▸ **SHORT EXERCISE**
Write out the material again word for word, dropping any images it holds.

▸ **Dataset excerpt**
------------------------
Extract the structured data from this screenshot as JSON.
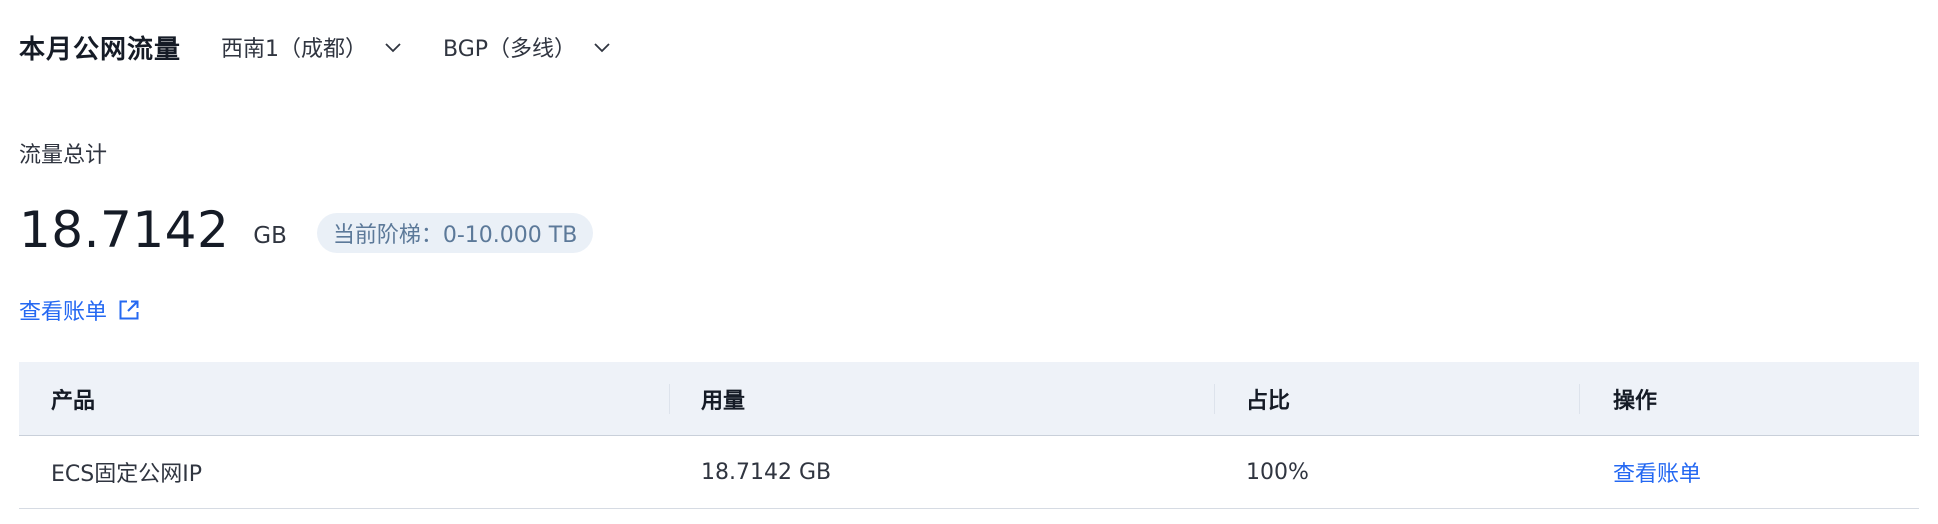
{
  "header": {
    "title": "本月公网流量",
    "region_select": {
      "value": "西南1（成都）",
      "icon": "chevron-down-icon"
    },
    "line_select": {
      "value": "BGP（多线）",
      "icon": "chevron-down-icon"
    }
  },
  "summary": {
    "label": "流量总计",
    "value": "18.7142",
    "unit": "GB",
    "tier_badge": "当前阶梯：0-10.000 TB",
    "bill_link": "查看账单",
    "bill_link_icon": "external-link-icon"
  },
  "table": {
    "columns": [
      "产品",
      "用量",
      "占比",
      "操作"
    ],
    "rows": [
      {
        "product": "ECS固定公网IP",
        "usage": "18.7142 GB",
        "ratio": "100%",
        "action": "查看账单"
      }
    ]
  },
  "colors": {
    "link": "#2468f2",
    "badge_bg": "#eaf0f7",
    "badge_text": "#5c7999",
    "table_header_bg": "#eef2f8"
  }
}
------------------------
▸ **SOLVED EXERCISE**
Extract the structured data from this screenshot as JSON.
{
  "header": {
    "title": "本月公网流量",
    "region_select": {
      "value": "西南1（成都）",
      "icon": "chevron-down-icon"
    },
    "line_select": {
      "value": "BGP（多线）",
      "icon": "chevron-down-icon"
    }
  },
  "summary": {
    "label": "流量总计",
    "value": "18.7142",
    "unit": "GB",
    "tier_badge": "当前阶梯：0-10.000 TB",
    "bill_link": "查看账单",
    "bill_link_icon": "external-link-icon"
  },
  "table": {
    "columns": [
      "产品",
      "用量",
      "占比",
      "操作"
    ],
    "rows": [
      {
        "product": "ECS固定公网IP",
        "usage": "18.7142 GB",
        "ratio": "100%",
        "action": "查看账单"
      }
    ]
  },
  "colors": {
    "link": "#2468f2",
    "badge_bg": "#eaf0f7",
    "badge_text": "#5c7999",
    "table_header_bg": "#eef2f8"
  }
}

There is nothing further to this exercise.